* Begin Listing *
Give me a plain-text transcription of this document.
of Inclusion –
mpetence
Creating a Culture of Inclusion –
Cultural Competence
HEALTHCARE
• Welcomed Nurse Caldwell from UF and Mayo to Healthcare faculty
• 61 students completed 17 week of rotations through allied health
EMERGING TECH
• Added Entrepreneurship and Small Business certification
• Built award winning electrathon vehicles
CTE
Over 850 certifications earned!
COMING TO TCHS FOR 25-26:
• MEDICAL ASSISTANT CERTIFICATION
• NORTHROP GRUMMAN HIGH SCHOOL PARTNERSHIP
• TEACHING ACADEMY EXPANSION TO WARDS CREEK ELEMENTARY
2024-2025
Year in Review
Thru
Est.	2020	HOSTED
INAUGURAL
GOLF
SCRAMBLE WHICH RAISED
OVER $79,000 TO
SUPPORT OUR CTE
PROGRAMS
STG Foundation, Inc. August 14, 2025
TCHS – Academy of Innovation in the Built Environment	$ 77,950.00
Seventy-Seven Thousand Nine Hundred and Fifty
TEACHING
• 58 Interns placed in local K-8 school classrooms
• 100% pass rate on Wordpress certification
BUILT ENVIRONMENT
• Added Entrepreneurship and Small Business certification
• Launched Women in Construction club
* End Listing *
> [What this task involves]
From the records above, extract everything verbatim.

> [Task response]
Give me a plain-text transcription of this document.
of Inclusion –
mpetence
Creating a Culture of Inclusion –
Cultural Competence
HEALTHCARE
• Welcomed Nurse Caldwell from UF and Mayo to Healthcare faculty
• 61 students completed 17 week of rotations through allied health
EMERGING TECH
• Added Entrepreneurship and Small Business certification
• Built award winning electrathon vehicles
CTE
Over 850 certifications earned!
COMING TO TCHS FOR 25-26:
• MEDICAL ASSISTANT CERTIFICATION
• NORTHROP GRUMMAN HIGH SCHOOL PARTNERSHIP
• TEACHING ACADEMY EXPANSION TO WARDS CREEK ELEMENTARY
2024-2025
Year in Review
Thru
Est.	2020	HOSTED
INAUGURAL
GOLF
SCRAMBLE WHICH RAISED
OVER $79,000 TO
SUPPORT OUR CTE
PROGRAMS
STG Foundation, Inc. August 14, 2025
TCHS – Academy of Innovation in the Built Environment	$ 77,950.00
Seventy-Seven Thousand Nine Hundred and Fifty
TEACHING
• 58 Interns placed in local K-8 school classrooms
• 100% pass rate on Wordpress certification
BUILT ENVIRONMENT
• Added Entrepreneurship and Small Business certification
• Launched Women in Construction club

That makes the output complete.